** start **

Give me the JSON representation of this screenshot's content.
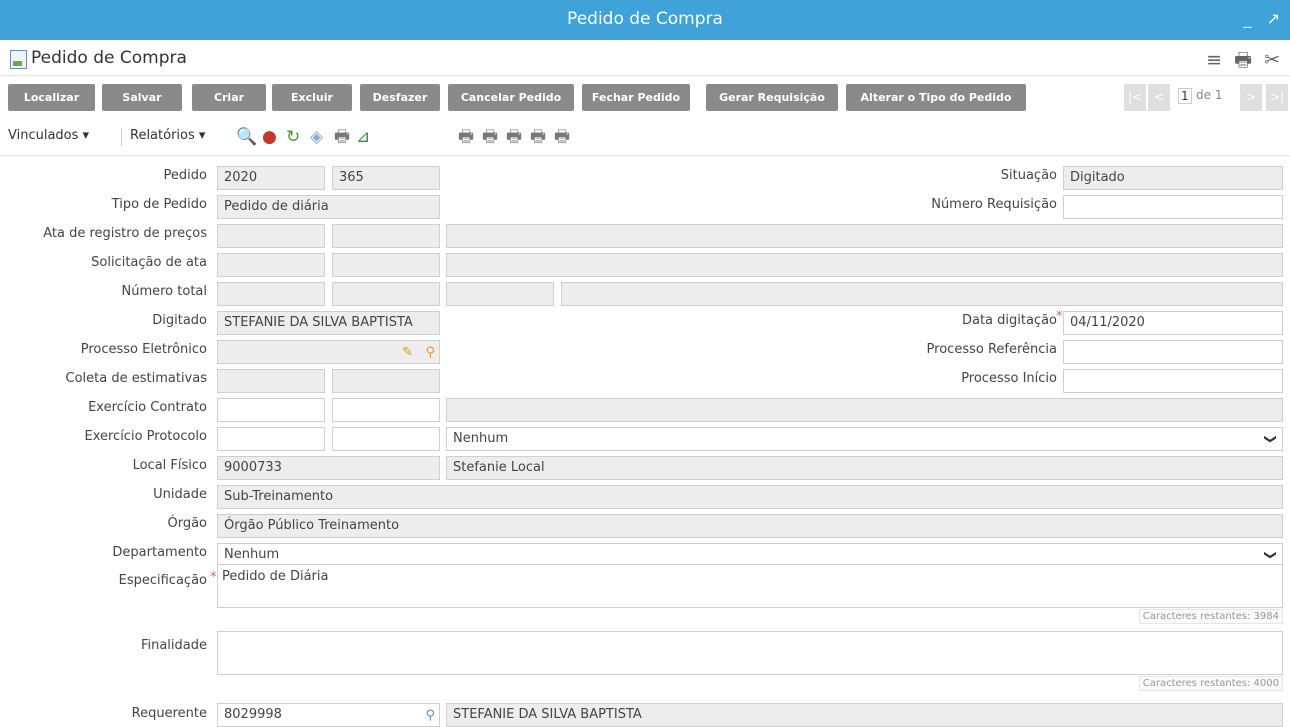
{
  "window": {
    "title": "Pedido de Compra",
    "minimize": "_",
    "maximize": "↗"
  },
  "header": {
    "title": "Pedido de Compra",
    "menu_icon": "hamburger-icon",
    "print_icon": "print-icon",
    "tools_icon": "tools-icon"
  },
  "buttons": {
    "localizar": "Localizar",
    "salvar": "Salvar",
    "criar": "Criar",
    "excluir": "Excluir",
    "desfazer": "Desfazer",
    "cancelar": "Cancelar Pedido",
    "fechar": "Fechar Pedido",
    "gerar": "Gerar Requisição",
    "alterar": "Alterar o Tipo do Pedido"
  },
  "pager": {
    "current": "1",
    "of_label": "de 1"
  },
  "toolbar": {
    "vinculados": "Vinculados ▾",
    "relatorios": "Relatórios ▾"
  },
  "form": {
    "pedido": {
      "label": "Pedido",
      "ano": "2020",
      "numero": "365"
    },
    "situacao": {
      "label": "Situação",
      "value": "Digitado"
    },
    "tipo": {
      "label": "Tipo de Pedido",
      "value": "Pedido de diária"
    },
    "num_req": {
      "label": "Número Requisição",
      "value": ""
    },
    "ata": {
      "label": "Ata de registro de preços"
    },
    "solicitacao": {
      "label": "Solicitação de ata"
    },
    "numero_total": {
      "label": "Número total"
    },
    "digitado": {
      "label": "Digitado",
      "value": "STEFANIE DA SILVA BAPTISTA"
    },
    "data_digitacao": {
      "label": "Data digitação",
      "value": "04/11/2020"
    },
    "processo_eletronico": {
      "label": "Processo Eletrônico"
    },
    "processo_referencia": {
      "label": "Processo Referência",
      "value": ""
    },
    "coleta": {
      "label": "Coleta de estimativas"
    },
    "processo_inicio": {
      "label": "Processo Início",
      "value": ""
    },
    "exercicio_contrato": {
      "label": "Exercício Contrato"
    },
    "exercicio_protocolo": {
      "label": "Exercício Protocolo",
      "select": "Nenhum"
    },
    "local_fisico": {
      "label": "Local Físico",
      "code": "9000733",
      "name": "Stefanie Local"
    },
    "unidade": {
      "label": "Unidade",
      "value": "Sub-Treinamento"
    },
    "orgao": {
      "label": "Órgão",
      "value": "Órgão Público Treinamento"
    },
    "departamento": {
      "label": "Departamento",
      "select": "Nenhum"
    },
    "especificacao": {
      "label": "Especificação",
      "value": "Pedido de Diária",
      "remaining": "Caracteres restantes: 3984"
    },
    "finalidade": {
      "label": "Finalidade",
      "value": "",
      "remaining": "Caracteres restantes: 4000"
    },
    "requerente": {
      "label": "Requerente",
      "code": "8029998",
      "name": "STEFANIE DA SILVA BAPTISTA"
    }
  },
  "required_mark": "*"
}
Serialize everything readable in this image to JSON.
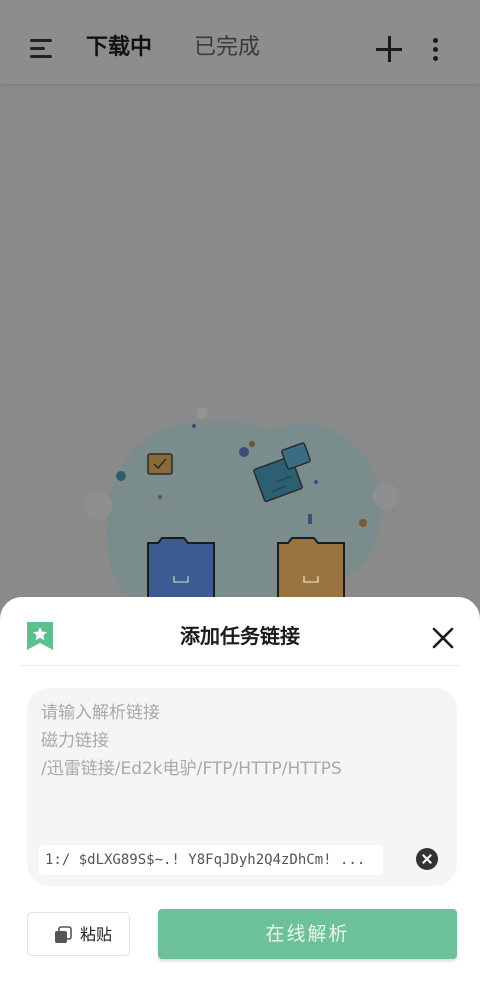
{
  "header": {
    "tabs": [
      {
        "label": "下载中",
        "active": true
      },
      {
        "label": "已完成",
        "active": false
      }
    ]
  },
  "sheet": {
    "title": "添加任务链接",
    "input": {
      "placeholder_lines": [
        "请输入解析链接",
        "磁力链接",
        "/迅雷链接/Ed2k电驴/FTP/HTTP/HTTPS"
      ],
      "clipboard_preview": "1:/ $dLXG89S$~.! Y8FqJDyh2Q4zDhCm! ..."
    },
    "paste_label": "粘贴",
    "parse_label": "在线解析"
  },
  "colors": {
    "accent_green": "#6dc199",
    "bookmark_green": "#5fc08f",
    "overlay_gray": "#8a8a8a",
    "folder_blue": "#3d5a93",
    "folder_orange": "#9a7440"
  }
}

** end **
** start **

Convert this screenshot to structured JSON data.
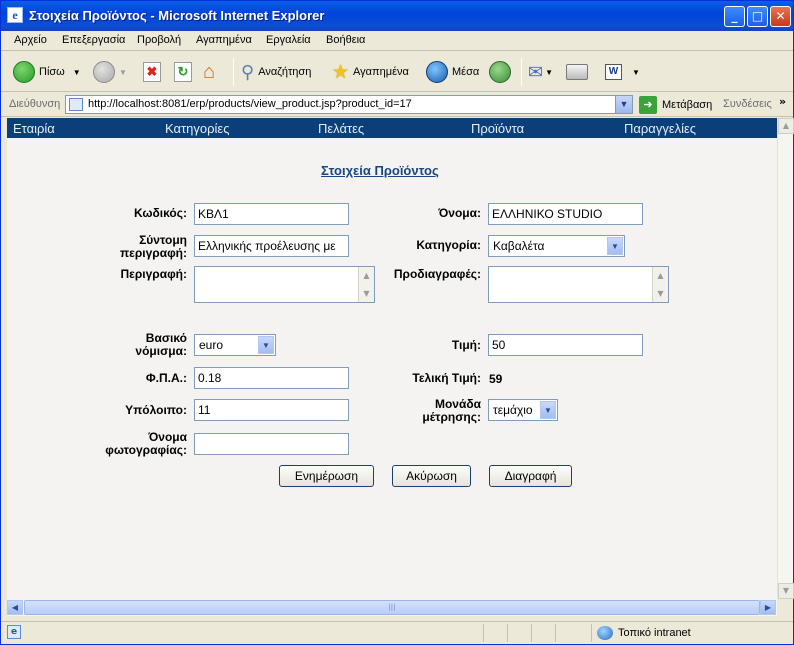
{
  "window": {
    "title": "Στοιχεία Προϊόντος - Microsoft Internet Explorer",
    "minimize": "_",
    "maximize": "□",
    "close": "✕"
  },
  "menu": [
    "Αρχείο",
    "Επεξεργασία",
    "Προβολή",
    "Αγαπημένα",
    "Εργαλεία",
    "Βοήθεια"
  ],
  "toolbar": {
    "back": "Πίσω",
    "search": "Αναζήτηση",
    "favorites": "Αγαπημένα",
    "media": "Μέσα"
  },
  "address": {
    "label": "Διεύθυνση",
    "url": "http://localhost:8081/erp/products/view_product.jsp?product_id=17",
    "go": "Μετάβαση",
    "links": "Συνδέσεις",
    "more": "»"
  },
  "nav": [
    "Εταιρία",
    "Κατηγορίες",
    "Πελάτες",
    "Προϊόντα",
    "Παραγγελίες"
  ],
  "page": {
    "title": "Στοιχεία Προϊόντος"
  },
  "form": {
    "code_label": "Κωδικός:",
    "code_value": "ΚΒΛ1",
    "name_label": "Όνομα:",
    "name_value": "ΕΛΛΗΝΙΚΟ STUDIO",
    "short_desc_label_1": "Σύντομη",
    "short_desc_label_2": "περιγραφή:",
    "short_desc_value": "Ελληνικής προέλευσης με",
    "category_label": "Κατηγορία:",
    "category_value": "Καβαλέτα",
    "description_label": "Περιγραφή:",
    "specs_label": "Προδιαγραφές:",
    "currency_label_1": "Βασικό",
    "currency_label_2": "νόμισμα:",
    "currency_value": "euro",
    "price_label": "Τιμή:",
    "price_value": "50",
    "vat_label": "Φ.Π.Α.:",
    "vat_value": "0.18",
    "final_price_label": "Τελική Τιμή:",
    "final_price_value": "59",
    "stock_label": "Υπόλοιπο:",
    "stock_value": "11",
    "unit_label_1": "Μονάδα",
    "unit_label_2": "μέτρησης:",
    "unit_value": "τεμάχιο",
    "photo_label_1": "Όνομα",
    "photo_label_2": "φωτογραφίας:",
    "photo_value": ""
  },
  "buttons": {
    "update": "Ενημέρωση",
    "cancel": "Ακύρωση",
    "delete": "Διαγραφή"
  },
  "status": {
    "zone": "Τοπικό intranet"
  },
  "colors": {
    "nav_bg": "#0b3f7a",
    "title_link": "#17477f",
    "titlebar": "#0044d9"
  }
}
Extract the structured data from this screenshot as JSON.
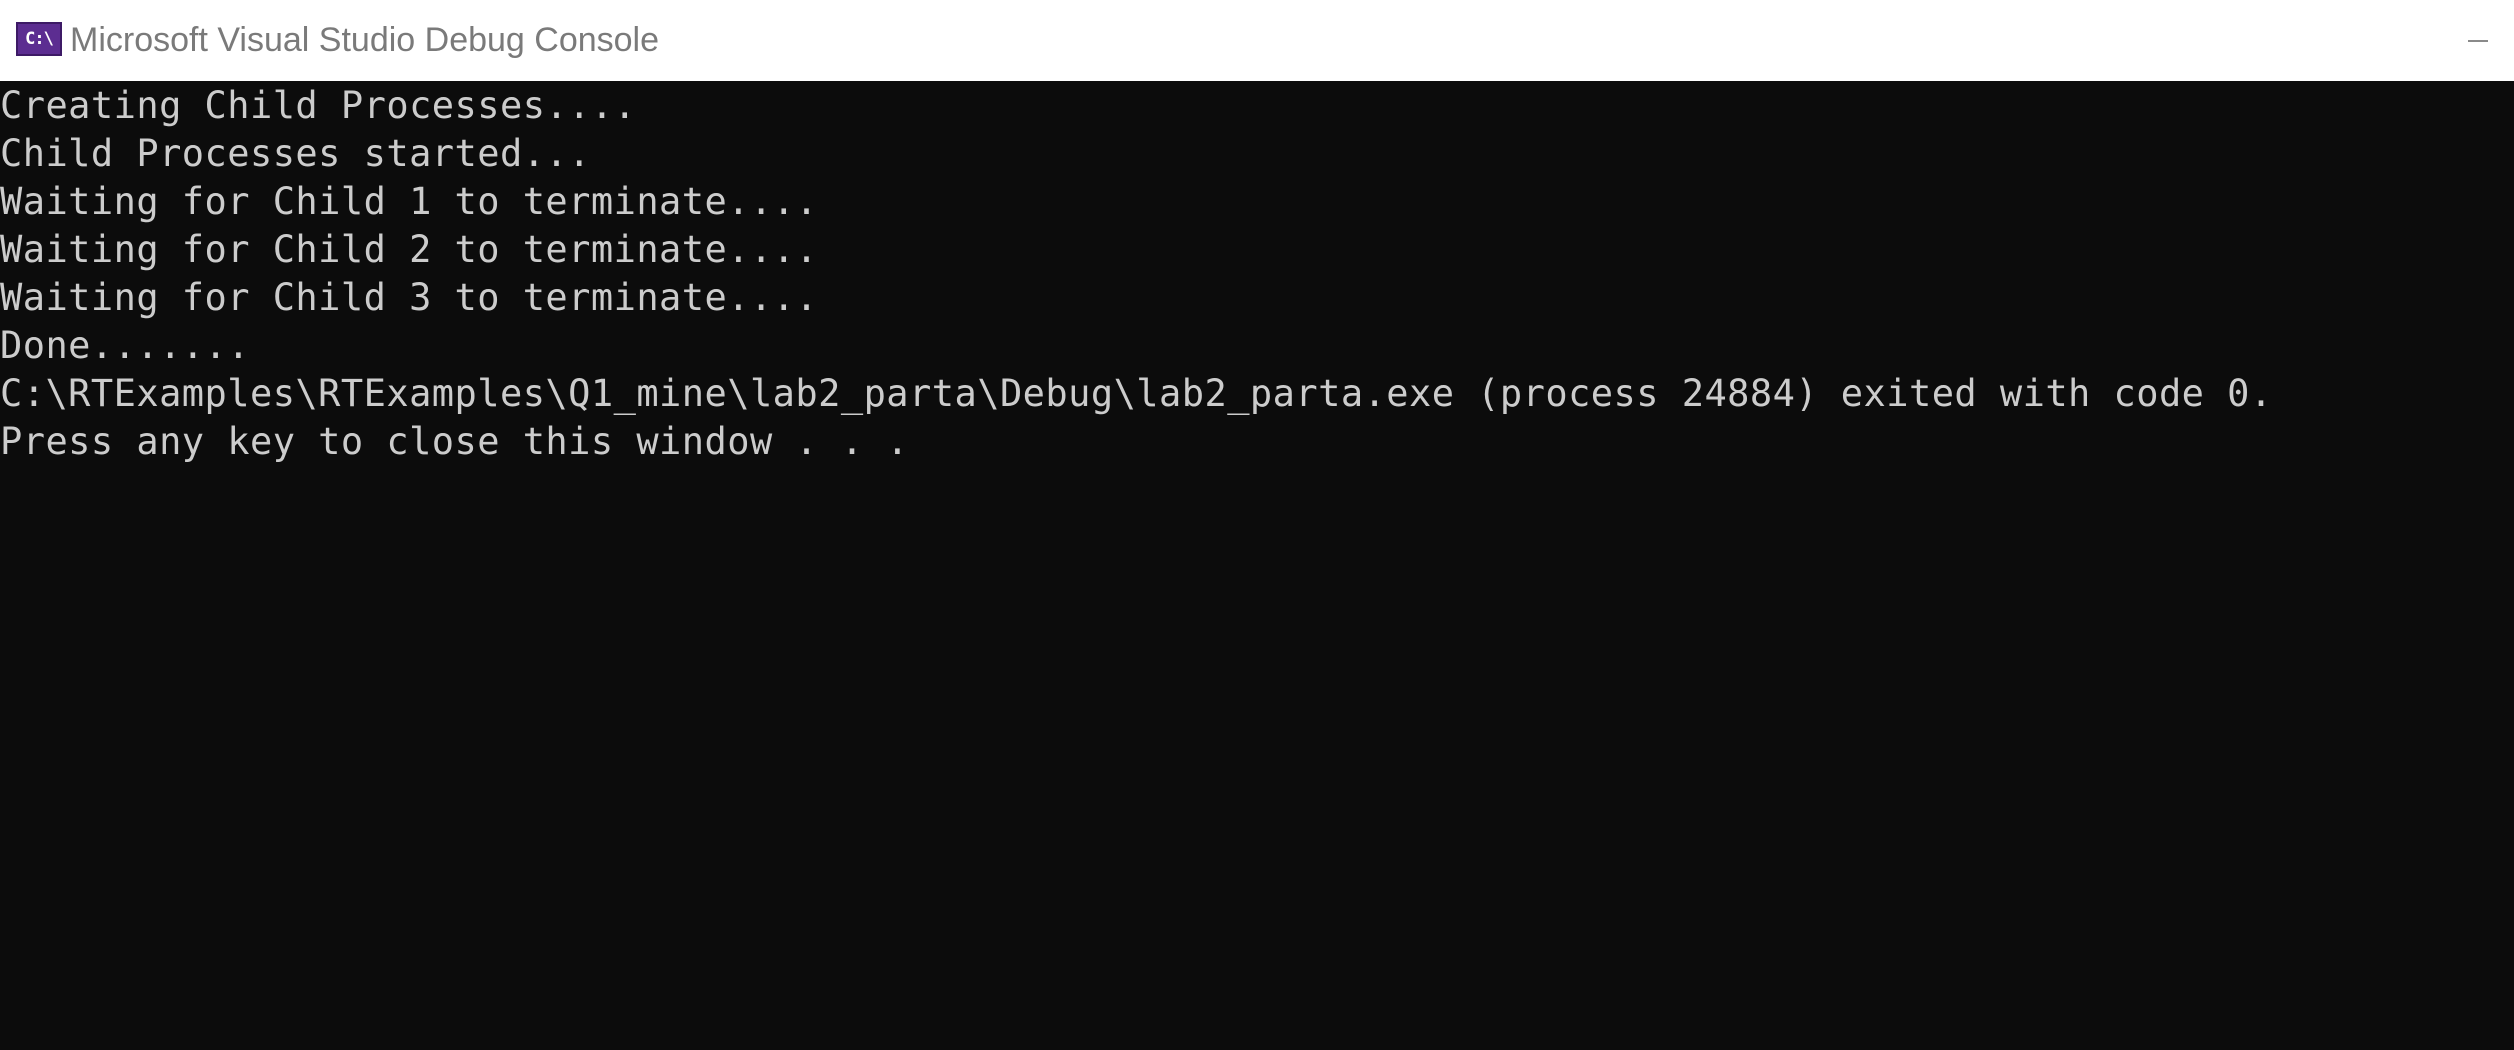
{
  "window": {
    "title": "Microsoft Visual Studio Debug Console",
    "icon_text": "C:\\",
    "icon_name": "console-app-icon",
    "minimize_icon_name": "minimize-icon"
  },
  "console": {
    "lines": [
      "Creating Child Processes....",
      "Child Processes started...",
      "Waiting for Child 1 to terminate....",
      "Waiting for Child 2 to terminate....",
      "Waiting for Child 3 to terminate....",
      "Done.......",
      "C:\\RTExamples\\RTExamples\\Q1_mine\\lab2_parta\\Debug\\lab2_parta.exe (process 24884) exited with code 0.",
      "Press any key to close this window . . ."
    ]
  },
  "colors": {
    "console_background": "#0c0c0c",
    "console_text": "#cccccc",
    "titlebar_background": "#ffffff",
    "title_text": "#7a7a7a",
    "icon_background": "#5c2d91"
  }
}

** end **
** start **

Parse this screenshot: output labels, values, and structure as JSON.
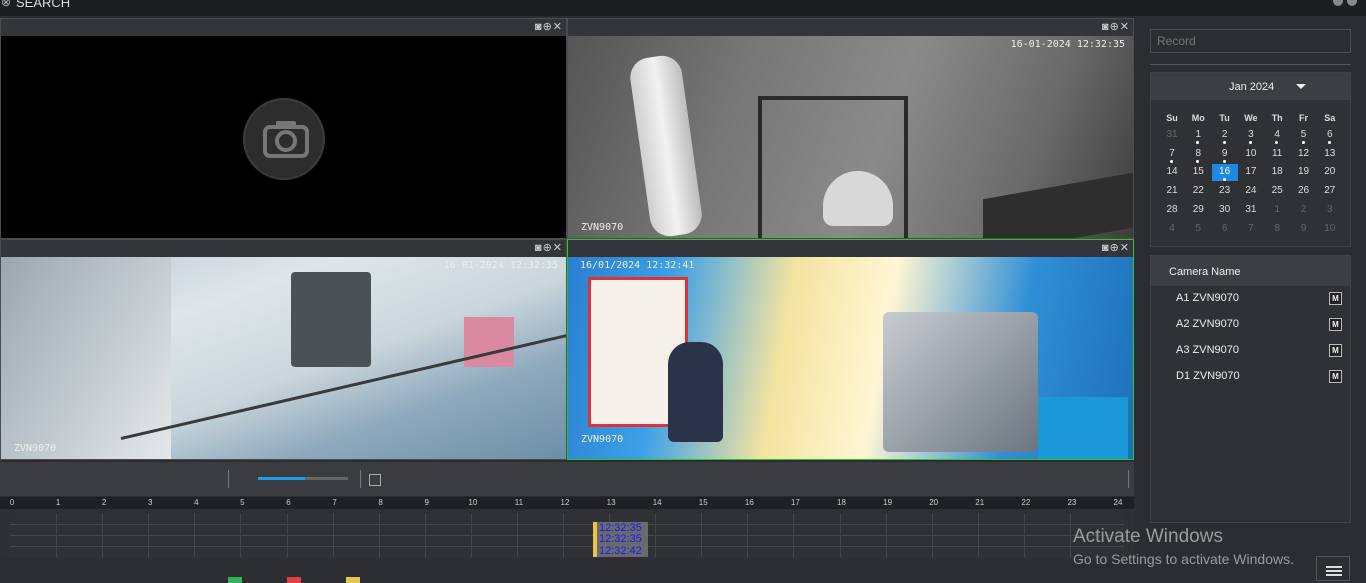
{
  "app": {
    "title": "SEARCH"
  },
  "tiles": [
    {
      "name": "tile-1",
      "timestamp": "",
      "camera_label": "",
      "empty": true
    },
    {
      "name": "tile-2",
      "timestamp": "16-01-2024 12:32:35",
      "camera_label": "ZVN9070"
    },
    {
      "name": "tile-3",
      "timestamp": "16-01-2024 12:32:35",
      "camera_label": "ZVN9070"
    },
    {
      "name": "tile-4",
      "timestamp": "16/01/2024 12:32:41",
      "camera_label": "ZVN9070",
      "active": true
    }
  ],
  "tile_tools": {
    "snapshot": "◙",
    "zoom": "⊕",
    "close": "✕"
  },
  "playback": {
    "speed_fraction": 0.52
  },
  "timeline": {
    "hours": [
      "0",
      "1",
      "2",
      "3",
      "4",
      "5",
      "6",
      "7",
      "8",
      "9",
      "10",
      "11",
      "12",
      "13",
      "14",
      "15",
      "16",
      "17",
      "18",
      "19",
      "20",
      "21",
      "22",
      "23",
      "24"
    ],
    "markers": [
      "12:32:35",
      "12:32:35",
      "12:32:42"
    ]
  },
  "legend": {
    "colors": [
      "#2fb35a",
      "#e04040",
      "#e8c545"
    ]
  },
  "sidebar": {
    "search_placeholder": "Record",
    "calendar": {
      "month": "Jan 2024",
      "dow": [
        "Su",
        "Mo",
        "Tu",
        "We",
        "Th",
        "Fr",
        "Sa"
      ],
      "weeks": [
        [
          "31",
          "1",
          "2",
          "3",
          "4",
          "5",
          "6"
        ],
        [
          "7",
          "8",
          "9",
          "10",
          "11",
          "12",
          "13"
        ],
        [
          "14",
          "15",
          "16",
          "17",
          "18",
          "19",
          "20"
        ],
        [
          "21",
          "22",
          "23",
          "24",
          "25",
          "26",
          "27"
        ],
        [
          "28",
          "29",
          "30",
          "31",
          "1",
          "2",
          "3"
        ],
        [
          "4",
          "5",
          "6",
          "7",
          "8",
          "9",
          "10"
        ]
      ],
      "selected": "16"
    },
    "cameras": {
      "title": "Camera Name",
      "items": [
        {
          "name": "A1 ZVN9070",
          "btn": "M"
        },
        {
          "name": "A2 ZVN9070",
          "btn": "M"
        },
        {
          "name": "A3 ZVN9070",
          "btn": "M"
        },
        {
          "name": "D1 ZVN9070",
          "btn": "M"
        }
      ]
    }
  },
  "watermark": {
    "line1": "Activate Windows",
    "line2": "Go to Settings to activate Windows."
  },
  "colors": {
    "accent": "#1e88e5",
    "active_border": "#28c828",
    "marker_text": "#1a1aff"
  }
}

** end **

- Set problem -
Filter the entries and copy out every line with the word "SILVA".

- Written solution -
      "value": "STEFANIE DA SILVA BAPTISTA"
      "name": "STEFANIE DA SILVA BAPTISTA"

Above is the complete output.